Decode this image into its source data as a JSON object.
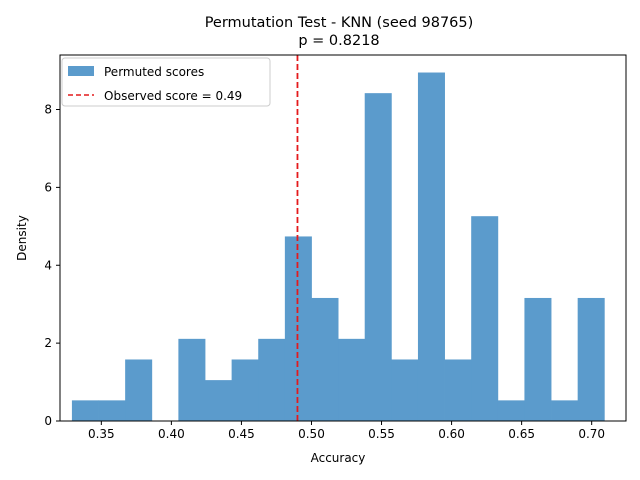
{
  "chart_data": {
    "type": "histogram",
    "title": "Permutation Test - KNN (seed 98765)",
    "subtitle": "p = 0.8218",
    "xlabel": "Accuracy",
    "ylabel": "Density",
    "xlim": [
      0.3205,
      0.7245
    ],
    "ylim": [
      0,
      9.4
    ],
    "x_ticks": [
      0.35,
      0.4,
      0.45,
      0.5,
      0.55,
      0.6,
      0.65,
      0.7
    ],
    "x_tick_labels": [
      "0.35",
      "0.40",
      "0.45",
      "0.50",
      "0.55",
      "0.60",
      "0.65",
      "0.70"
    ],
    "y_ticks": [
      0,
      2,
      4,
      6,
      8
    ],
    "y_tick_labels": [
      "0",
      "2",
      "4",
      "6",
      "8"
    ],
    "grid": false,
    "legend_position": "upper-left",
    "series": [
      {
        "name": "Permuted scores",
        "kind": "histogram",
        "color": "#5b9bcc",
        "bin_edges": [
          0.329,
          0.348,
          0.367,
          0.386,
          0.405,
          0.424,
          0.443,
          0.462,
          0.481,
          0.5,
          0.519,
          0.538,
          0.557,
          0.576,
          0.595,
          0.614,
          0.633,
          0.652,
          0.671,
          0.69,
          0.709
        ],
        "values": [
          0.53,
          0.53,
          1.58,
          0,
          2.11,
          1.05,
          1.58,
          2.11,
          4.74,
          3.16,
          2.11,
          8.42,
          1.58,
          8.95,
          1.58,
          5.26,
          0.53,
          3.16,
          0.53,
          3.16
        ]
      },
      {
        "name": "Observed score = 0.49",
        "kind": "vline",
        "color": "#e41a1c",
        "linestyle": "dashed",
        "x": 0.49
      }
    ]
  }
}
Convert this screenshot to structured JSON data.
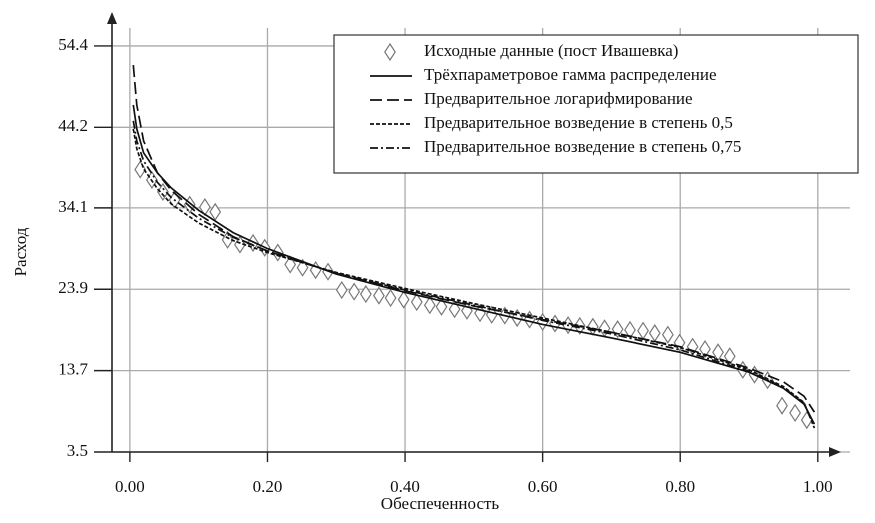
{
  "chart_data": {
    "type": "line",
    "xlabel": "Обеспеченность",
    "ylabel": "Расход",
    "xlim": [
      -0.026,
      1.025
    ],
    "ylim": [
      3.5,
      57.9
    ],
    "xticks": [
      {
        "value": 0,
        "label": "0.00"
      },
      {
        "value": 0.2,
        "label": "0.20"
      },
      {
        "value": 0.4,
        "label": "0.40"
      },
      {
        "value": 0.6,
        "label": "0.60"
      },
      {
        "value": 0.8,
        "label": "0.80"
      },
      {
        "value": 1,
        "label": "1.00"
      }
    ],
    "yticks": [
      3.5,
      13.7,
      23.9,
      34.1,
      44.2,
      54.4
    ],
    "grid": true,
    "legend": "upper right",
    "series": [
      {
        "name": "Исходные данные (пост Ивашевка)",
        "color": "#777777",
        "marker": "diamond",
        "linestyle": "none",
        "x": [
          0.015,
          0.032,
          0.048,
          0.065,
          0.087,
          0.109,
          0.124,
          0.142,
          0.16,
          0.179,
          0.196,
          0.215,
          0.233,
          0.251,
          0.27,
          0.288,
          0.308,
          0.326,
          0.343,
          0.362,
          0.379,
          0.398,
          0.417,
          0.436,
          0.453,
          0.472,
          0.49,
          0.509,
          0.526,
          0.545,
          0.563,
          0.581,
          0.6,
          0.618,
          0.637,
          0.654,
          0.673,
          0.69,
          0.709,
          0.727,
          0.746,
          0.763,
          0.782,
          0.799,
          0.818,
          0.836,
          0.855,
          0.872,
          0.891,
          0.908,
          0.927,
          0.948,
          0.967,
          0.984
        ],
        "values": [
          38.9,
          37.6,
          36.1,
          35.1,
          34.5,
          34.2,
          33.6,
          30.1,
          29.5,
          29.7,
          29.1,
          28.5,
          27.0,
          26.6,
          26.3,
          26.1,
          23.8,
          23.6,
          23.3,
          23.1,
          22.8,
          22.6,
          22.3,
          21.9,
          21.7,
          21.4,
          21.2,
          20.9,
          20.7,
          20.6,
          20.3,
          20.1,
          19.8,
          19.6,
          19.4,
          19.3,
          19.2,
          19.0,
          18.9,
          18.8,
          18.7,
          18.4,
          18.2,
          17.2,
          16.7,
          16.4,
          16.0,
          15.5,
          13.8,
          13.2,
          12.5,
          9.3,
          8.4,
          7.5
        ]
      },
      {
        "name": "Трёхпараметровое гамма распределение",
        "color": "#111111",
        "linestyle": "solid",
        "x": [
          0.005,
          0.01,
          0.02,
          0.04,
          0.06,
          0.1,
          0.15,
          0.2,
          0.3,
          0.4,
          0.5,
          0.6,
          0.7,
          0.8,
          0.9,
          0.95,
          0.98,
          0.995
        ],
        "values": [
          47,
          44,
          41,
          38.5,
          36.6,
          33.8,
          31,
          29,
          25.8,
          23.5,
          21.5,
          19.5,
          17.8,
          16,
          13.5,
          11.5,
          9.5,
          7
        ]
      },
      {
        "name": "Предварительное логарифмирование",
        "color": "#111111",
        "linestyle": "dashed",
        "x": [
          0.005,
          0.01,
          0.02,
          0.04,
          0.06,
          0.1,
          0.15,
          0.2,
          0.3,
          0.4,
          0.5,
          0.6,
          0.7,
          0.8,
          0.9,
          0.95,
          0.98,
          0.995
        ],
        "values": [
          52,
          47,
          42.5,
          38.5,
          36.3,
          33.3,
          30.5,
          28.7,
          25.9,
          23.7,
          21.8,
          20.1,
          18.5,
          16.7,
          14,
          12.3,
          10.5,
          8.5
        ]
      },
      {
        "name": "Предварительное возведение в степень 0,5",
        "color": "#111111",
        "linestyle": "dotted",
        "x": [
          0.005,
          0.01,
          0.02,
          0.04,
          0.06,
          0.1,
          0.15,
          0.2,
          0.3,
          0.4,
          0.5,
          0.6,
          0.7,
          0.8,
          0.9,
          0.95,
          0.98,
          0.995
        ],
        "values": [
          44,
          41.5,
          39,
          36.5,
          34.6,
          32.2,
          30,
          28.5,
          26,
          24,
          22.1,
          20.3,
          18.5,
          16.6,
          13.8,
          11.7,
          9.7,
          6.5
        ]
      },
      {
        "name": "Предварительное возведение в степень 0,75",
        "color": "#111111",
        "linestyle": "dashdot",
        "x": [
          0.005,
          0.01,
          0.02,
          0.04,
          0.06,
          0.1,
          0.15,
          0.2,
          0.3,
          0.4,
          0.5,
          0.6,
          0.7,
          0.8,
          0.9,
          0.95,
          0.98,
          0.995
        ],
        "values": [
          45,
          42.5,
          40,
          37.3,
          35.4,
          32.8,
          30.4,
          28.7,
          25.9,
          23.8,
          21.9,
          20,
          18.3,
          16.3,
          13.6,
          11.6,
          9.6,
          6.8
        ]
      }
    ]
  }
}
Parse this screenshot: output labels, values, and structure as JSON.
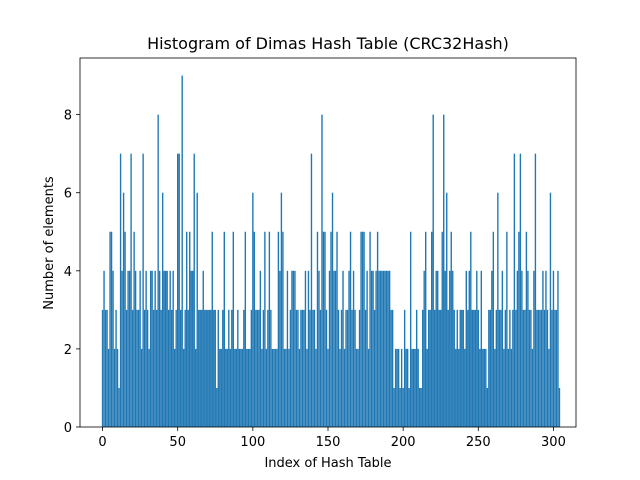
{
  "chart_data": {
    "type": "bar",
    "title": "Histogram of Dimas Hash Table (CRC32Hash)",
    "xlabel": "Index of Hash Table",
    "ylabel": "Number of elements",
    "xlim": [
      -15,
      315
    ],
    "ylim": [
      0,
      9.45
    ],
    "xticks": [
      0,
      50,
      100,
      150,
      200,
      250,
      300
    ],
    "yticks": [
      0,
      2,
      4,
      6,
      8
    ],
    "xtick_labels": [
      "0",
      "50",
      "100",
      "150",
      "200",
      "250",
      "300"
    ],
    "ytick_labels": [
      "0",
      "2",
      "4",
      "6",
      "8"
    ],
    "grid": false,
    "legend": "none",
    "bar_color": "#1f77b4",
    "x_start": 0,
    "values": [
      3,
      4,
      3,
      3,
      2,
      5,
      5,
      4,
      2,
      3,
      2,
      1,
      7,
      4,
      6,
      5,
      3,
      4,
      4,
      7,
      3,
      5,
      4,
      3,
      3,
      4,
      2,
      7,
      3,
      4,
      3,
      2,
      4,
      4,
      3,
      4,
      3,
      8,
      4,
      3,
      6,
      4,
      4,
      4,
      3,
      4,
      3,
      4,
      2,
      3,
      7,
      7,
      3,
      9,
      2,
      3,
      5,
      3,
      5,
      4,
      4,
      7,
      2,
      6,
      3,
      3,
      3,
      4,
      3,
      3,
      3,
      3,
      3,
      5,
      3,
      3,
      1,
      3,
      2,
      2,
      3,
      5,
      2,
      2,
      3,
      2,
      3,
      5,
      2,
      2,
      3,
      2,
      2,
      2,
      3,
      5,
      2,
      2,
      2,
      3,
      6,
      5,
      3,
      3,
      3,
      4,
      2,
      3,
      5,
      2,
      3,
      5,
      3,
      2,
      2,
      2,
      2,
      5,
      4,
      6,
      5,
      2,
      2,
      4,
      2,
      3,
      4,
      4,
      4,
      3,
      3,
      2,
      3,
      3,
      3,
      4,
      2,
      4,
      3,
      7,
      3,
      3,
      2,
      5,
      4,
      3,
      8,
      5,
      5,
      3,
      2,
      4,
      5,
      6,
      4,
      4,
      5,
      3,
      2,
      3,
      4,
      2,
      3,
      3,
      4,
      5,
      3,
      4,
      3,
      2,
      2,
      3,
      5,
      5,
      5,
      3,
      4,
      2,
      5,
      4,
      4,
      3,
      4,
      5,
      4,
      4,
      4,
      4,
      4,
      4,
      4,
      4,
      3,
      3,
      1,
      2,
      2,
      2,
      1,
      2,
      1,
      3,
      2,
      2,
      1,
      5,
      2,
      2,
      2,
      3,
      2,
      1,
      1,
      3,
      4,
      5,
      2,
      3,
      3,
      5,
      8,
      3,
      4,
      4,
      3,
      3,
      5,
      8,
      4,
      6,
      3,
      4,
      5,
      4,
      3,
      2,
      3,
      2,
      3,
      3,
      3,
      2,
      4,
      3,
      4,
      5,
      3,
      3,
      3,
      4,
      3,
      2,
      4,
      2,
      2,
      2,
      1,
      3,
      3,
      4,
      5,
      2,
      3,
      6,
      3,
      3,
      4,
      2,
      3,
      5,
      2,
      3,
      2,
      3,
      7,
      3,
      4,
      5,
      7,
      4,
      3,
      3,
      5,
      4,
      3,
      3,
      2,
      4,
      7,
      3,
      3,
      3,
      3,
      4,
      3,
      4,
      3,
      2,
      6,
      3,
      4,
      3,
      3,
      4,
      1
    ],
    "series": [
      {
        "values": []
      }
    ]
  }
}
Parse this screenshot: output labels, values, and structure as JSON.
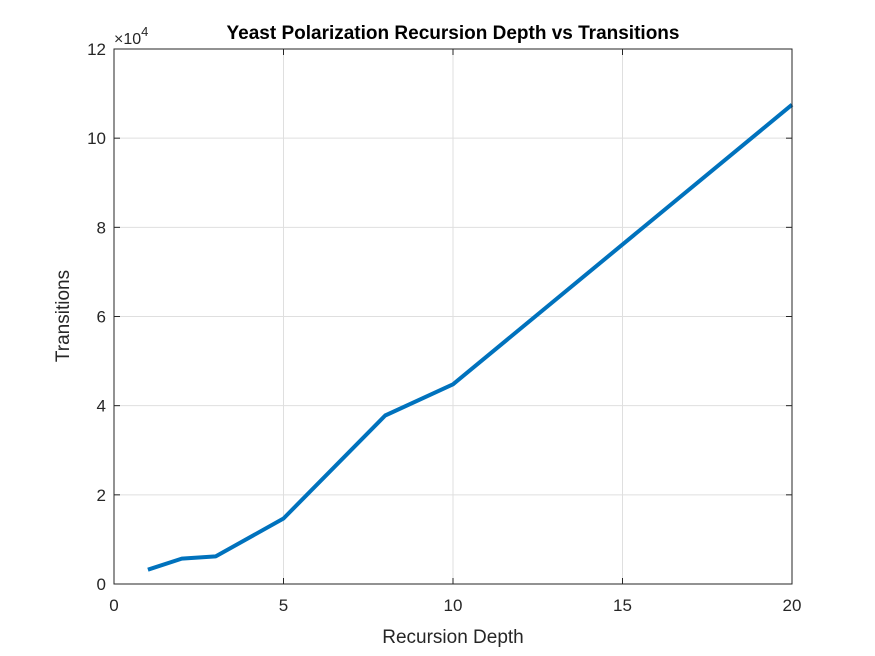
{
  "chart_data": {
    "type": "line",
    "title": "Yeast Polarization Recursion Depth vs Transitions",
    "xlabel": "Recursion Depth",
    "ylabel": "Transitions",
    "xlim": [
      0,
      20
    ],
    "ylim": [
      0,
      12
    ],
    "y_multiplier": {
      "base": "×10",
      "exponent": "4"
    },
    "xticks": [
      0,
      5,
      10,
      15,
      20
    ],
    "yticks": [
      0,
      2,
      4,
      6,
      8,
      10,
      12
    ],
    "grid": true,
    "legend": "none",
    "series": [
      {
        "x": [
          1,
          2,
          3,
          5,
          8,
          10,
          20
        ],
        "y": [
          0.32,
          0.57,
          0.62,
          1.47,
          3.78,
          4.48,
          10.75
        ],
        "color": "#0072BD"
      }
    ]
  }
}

▶ **What you need to do**:
Report how many lines of the listing hold the word "ylabel", with nothing but the number.

▶ **Expected output**:
4